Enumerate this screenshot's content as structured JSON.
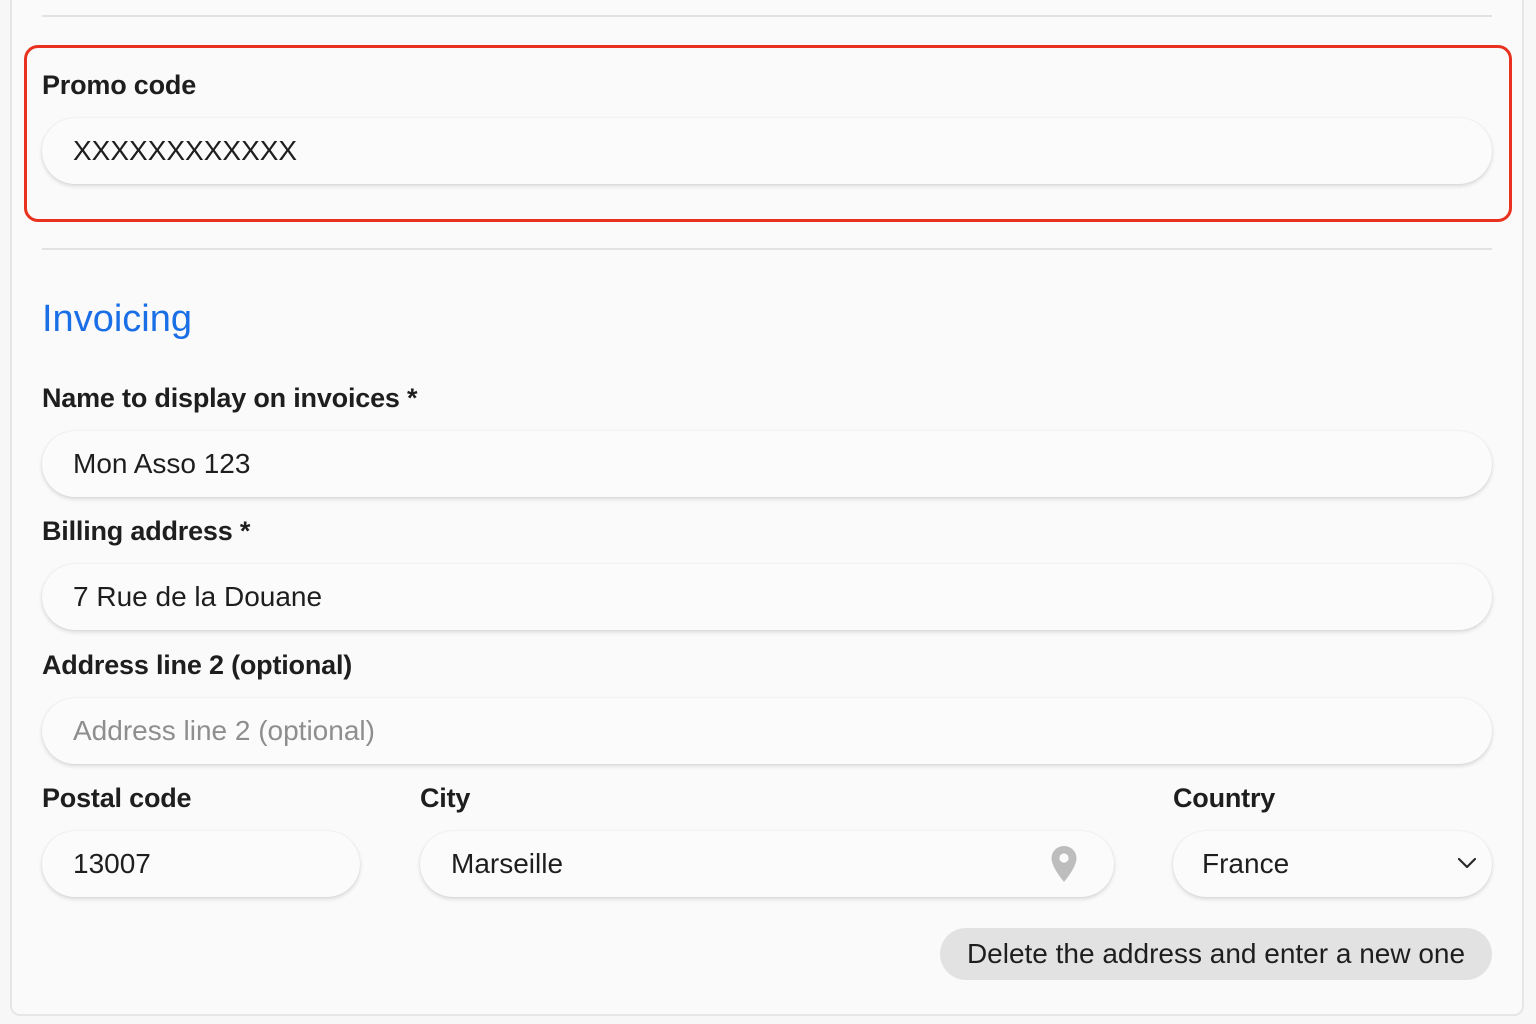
{
  "promo": {
    "label": "Promo code",
    "value": "XXXXXXXXXXXX"
  },
  "invoicing": {
    "section_title": "Invoicing",
    "name": {
      "label": "Name to display on invoices *",
      "value": "Mon Asso 123"
    },
    "billing_address": {
      "label": "Billing address *",
      "value": "7 Rue de la Douane"
    },
    "address_line2": {
      "label": "Address line 2 (optional)",
      "placeholder": "Address line 2 (optional)"
    },
    "postal_code": {
      "label": "Postal code",
      "value": "13007"
    },
    "city": {
      "label": "City",
      "value": "Marseille",
      "icon": "map-pin-icon"
    },
    "country": {
      "label": "Country",
      "value": "France",
      "icon": "chevron-down-icon"
    },
    "delete_button_label": "Delete the address and enter a new one"
  },
  "colors": {
    "highlight": "#e8311e",
    "section_title": "#1a6fe6",
    "button_bg": "#e2e2e2"
  }
}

▶ **Description of the task**
Reproduce all entries without any change, and omit the pictures.

▶ **Answer to this problem**
Enumerate this screenshot's content as structured JSON.
{
  "promo": {
    "label": "Promo code",
    "value": "XXXXXXXXXXXX"
  },
  "invoicing": {
    "section_title": "Invoicing",
    "name": {
      "label": "Name to display on invoices *",
      "value": "Mon Asso 123"
    },
    "billing_address": {
      "label": "Billing address *",
      "value": "7 Rue de la Douane"
    },
    "address_line2": {
      "label": "Address line 2 (optional)",
      "placeholder": "Address line 2 (optional)"
    },
    "postal_code": {
      "label": "Postal code",
      "value": "13007"
    },
    "city": {
      "label": "City",
      "value": "Marseille",
      "icon": "map-pin-icon"
    },
    "country": {
      "label": "Country",
      "value": "France",
      "icon": "chevron-down-icon"
    },
    "delete_button_label": "Delete the address and enter a new one"
  },
  "colors": {
    "highlight": "#e8311e",
    "section_title": "#1a6fe6",
    "button_bg": "#e2e2e2"
  }
}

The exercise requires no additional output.